:: PROVIDED PASSAGE ::
== Segment start ==
As an identification test, odors of the CCCRC test that Veyseller et al.12 deemed appropriate for use among the Turkish population, were used. Vicks, soap, peanut butter, mothballs, cocoa, coffee, cinnamon, and baby powder were presented to the subjects in opaque bottles. They were then administered a multiple-choice list containing the following distractor items: burnt paper, Vicks, cocoa, baby powder, peanut butter, coffee, mint, cinnamon, soap, mothballs, jam, ketchup, pepper, and plastic. One's ability to sense Vicks indicated an intact trigeminal nerve function; this item was easily identified by all subjects and was not included in the final score. Scores for both nostrils were averaged, and all scores ranging from 0 to 7 were noted.

The butanol threshold and identification scores were averaged for a final composite CCCRC score to determine each subject's olfactory capacity.

Statistical analysis

The findings were statistically analyzed with the Statistical Package for the Social Sciences, version 18. Each variable's normal distribution suitability was analyzed via visual (histogram and probability graphs) and analytical methods (Kolmogorov-Smirnov and Shapiro–Wilk tests). Descriptive statistics were given as the mean and standard deviation for normally distributed numerical variables and as the median and interquartile range for abnormally distributed numerical variables. An independent t-test was implemented to compare two independent variables, while the Mann–Whitney U test was applied for variables that did not present a normal distribution. Correlation coefficients and statistical significance for relationships between abnormally distributed numerical variables were measured by the Spearman correlation test, where categorical variables were expressed in numbers and percentages. The differences between the groups were compared using a Chi-Square test and Fisher's exact test. A multivariable logistic regression analysis was performed to determine each variable's independent effect on the outcome variable. The statistical significance level was considered to be less than 0.05.

Results

A total of 39 patients in Group 1 with low testosterone level and 31 non-emasculated patients in Group 2 (control group) were analyzed, among whom all were diagnosed with PCa. Among the control group, 19 patients received radical prostatectomy, 4 patients received radiotherapy and 8 patients underwent active surveillance. In low testosterone group, 37 patients were emasculated medically (As Luteinizing Hormone Releasing Hormone analogs, 32 patients received leuprolide acetate; 5 patients received goserelin acetate), while 2 patients were emasculated surgically (bilateral orchiectomy).
== Segment end ==
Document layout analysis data
== Segment start ==
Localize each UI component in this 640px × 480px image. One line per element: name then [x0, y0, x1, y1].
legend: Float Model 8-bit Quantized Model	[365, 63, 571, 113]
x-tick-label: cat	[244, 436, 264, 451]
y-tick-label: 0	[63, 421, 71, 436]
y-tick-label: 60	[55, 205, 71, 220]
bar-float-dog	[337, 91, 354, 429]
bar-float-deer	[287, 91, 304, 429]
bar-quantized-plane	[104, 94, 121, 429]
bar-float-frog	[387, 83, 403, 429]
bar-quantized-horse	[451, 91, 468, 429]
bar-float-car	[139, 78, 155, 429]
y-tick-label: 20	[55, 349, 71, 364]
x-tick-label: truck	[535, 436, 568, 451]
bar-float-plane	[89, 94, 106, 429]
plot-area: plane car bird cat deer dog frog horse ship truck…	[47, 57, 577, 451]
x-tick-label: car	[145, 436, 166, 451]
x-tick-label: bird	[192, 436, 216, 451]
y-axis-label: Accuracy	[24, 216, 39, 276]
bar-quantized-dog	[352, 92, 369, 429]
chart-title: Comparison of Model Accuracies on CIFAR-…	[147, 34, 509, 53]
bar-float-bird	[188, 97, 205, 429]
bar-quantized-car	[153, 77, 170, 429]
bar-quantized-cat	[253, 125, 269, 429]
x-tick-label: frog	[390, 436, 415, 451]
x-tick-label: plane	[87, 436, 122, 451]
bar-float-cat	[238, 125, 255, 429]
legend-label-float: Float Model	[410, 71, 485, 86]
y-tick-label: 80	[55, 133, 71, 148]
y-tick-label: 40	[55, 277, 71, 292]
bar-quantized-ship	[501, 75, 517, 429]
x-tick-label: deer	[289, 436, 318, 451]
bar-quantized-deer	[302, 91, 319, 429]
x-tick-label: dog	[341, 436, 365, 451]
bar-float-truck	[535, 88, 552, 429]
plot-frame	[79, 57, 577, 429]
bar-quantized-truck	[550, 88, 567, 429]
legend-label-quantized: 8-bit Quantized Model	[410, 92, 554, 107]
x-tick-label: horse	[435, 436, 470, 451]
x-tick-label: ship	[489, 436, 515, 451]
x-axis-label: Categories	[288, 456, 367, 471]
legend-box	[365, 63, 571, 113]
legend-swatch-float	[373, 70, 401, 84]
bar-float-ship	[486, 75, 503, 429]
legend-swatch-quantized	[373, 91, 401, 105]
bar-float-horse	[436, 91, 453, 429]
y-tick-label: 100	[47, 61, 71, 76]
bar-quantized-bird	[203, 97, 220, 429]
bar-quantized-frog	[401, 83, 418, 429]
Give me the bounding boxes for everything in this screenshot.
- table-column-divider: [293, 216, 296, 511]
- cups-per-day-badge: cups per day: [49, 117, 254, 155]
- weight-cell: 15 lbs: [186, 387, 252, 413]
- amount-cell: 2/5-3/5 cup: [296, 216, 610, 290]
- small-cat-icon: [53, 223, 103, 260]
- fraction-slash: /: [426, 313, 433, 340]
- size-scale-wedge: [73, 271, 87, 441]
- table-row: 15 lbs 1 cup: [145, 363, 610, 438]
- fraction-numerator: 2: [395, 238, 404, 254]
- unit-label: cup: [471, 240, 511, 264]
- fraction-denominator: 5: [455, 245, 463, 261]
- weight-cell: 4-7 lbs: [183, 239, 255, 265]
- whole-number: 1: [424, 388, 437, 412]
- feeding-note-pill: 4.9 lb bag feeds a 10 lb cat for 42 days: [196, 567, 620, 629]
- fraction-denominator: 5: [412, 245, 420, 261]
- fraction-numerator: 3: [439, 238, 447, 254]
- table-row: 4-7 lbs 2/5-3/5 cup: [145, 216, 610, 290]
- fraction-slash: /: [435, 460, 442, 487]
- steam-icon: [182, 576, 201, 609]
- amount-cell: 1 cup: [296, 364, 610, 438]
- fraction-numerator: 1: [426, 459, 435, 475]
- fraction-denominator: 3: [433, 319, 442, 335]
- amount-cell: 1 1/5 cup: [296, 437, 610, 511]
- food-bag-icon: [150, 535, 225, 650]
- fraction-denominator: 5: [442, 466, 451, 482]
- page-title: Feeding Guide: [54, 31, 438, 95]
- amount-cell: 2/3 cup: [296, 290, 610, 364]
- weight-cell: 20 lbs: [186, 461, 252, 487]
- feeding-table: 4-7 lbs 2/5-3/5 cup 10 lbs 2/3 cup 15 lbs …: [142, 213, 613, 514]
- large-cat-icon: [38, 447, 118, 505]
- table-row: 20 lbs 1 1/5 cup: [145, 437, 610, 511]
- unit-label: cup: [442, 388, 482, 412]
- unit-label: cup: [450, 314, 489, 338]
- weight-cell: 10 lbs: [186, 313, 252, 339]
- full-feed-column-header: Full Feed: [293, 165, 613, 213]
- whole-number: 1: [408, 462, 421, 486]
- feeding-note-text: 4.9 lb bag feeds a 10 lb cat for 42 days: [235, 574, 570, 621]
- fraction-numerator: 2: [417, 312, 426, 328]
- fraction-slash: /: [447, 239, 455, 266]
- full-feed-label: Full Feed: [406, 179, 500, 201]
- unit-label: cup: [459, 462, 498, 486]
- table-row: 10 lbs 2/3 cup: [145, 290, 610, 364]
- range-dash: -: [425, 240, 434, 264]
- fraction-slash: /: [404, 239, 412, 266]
== Segment end ==
:: STUDY QUESTIONS ::
- a) Please decide whether each statement agrees with the olfaction study passage, and answer yes or no with the deciding words quoted from it. (i) Vicks counted toward the final identification score. (ii) The Mann–Whitney U test was used for variables without a normal distribution. (iii) Two patients in the low testosterone group were emasculated surgically.
- b) Repeat the olfaction study passage word for word, from "As an identification" to "7 were noted.".

:: TASK-BY-TASK RESULTS ::
- a)
(i) No: "this item was easily identified by all subjects and was not included in the final score"
(ii) Yes: "the Mann–Whitney U test was applied for variables that did not present a normal distribution"
(iii) Yes: "2 patients were emasculated surgically (bilateral orchiectomy)"

- b)
As an identification test, odors of the CCCRC test that Veyseller et al.12 deemed appropriate for use among the Turkish population, were used. Vicks, soap, peanut butter, mothballs, cocoa, coffee, cinnamon, and baby powder were presented to the subjects in opaque bottles. They were then administered a multiple-choice list containing the following distractor items: burnt paper, Vicks, cocoa, baby powder, peanut butter, coffee, mint, cinnamon, soap, mothballs, jam, ketchup, pepper, and plastic. One's ability to sense Vicks indicated an intact trigeminal nerve function; this item was easily identified by all subjects and was not included in the final score. Scores for both nostrils were averaged, and all scores ranging from 0 to 7 were noted.